Output the data below in full, character for character.

▶ RAW RECORDS

↓

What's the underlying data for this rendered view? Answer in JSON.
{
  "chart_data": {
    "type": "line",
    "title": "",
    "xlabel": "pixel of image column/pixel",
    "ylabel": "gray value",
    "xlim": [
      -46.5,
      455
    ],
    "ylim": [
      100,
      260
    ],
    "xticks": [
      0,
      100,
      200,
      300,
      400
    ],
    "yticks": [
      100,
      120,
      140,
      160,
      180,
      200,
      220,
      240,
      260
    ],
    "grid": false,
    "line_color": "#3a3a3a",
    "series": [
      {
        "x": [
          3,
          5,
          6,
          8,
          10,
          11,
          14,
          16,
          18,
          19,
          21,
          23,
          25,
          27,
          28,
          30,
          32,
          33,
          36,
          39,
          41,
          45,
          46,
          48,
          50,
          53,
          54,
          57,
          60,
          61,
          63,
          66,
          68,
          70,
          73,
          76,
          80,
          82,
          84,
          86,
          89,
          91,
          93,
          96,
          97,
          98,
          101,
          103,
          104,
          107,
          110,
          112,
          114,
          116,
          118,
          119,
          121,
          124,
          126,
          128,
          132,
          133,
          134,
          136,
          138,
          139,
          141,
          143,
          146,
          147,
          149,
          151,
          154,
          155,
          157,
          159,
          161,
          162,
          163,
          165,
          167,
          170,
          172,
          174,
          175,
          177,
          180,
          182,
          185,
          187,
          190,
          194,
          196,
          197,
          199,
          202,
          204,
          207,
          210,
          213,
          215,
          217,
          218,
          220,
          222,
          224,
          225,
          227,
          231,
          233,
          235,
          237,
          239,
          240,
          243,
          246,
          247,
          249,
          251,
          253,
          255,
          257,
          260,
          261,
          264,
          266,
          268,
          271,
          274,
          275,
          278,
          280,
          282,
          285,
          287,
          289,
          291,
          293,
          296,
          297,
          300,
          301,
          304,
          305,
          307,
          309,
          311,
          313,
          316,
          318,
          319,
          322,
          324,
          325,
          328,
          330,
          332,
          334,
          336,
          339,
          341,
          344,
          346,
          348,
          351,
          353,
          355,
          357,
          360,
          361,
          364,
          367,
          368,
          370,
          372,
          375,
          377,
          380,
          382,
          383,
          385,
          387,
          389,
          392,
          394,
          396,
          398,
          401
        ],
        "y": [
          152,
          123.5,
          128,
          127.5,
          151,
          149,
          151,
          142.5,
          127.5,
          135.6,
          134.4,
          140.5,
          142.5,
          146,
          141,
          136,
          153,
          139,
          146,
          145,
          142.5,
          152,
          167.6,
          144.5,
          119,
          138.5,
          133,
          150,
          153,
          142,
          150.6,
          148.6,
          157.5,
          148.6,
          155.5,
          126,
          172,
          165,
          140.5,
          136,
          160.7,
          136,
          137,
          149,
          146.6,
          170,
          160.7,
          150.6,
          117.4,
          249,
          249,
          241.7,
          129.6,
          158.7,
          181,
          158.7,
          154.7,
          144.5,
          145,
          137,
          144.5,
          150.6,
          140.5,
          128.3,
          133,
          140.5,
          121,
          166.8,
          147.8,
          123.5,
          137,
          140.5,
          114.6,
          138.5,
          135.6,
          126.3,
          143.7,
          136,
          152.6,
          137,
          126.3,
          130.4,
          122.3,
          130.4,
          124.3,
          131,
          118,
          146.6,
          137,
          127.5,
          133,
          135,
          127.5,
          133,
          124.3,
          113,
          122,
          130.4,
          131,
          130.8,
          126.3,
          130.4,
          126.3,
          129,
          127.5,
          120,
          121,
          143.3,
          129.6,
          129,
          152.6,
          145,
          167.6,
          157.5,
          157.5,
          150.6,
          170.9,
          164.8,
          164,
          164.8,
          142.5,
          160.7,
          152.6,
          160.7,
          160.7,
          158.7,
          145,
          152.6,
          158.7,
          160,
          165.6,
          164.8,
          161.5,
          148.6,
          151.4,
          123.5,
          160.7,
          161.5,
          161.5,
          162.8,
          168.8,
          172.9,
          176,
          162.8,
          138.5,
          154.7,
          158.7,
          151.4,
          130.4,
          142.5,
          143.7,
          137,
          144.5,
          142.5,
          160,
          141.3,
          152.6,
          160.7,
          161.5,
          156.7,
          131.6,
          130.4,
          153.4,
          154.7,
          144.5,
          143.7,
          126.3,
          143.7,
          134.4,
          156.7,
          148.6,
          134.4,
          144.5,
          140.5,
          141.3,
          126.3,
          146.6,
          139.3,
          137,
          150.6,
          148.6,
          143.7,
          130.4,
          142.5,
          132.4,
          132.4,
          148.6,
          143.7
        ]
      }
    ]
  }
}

↑

▶ TASK ANSWER
What's the underlying data for this rendered view? Answer in JSON.
{
  "chart_data": {
    "type": "line",
    "title": "",
    "xlabel": "pixel of image column/pixel",
    "ylabel": "gray value",
    "xlim": [
      -46.5,
      455
    ],
    "ylim": [
      100,
      260
    ],
    "xticks": [
      0,
      100,
      200,
      300,
      400
    ],
    "yticks": [
      100,
      120,
      140,
      160,
      180,
      200,
      220,
      240,
      260
    ],
    "grid": false,
    "line_color": "#3a3a3a",
    "series": [
      {
        "x": [
          3,
          5,
          6,
          8,
          10,
          11,
          14,
          16,
          18,
          19,
          21,
          23,
          25,
          27,
          28,
          30,
          32,
          33,
          36,
          39,
          41,
          45,
          46,
          48,
          50,
          53,
          54,
          57,
          60,
          61,
          63,
          66,
          68,
          70,
          73,
          76,
          80,
          82,
          84,
          86,
          89,
          91,
          93,
          96,
          97,
          98,
          101,
          103,
          104,
          107,
          110,
          112,
          114,
          116,
          118,
          119,
          121,
          124,
          126,
          128,
          132,
          133,
          134,
          136,
          138,
          139,
          141,
          143,
          146,
          147,
          149,
          151,
          154,
          155,
          157,
          159,
          161,
          162,
          163,
          165,
          167,
          170,
          172,
          174,
          175,
          177,
          180,
          182,
          185,
          187,
          190,
          194,
          196,
          197,
          199,
          202,
          204,
          207,
          210,
          213,
          215,
          217,
          218,
          220,
          222,
          224,
          225,
          227,
          231,
          233,
          235,
          237,
          239,
          240,
          243,
          246,
          247,
          249,
          251,
          253,
          255,
          257,
          260,
          261,
          264,
          266,
          268,
          271,
          274,
          275,
          278,
          280,
          282,
          285,
          287,
          289,
          291,
          293,
          296,
          297,
          300,
          301,
          304,
          305,
          307,
          309,
          311,
          313,
          316,
          318,
          319,
          322,
          324,
          325,
          328,
          330,
          332,
          334,
          336,
          339,
          341,
          344,
          346,
          348,
          351,
          353,
          355,
          357,
          360,
          361,
          364,
          367,
          368,
          370,
          372,
          375,
          377,
          380,
          382,
          383,
          385,
          387,
          389,
          392,
          394,
          396,
          398,
          401
        ],
        "y": [
          152,
          123.5,
          128,
          127.5,
          151,
          149,
          151,
          142.5,
          127.5,
          135.6,
          134.4,
          140.5,
          142.5,
          146,
          141,
          136,
          153,
          139,
          146,
          145,
          142.5,
          152,
          167.6,
          144.5,
          119,
          138.5,
          133,
          150,
          153,
          142,
          150.6,
          148.6,
          157.5,
          148.6,
          155.5,
          126,
          172,
          165,
          140.5,
          136,
          160.7,
          136,
          137,
          149,
          146.6,
          170,
          160.7,
          150.6,
          117.4,
          249,
          249,
          241.7,
          129.6,
          158.7,
          181,
          158.7,
          154.7,
          144.5,
          145,
          137,
          144.5,
          150.6,
          140.5,
          128.3,
          133,
          140.5,
          121,
          166.8,
          147.8,
          123.5,
          137,
          140.5,
          114.6,
          138.5,
          135.6,
          126.3,
          143.7,
          136,
          152.6,
          137,
          126.3,
          130.4,
          122.3,
          130.4,
          124.3,
          131,
          118,
          146.6,
          137,
          127.5,
          133,
          135,
          127.5,
          133,
          124.3,
          113,
          122,
          130.4,
          131,
          130.8,
          126.3,
          130.4,
          126.3,
          129,
          127.5,
          120,
          121,
          143.3,
          129.6,
          129,
          152.6,
          145,
          167.6,
          157.5,
          157.5,
          150.6,
          170.9,
          164.8,
          164,
          164.8,
          142.5,
          160.7,
          152.6,
          160.7,
          160.7,
          158.7,
          145,
          152.6,
          158.7,
          160,
          165.6,
          164.8,
          161.5,
          148.6,
          151.4,
          123.5,
          160.7,
          161.5,
          161.5,
          162.8,
          168.8,
          172.9,
          176,
          162.8,
          138.5,
          154.7,
          158.7,
          151.4,
          130.4,
          142.5,
          143.7,
          137,
          144.5,
          142.5,
          160,
          141.3,
          152.6,
          160.7,
          161.5,
          156.7,
          131.6,
          130.4,
          153.4,
          154.7,
          144.5,
          143.7,
          126.3,
          143.7,
          134.4,
          156.7,
          148.6,
          134.4,
          144.5,
          140.5,
          141.3,
          126.3,
          146.6,
          139.3,
          137,
          150.6,
          148.6,
          143.7,
          130.4,
          142.5,
          132.4,
          132.4,
          148.6,
          143.7
        ]
      }
    ]
  }
}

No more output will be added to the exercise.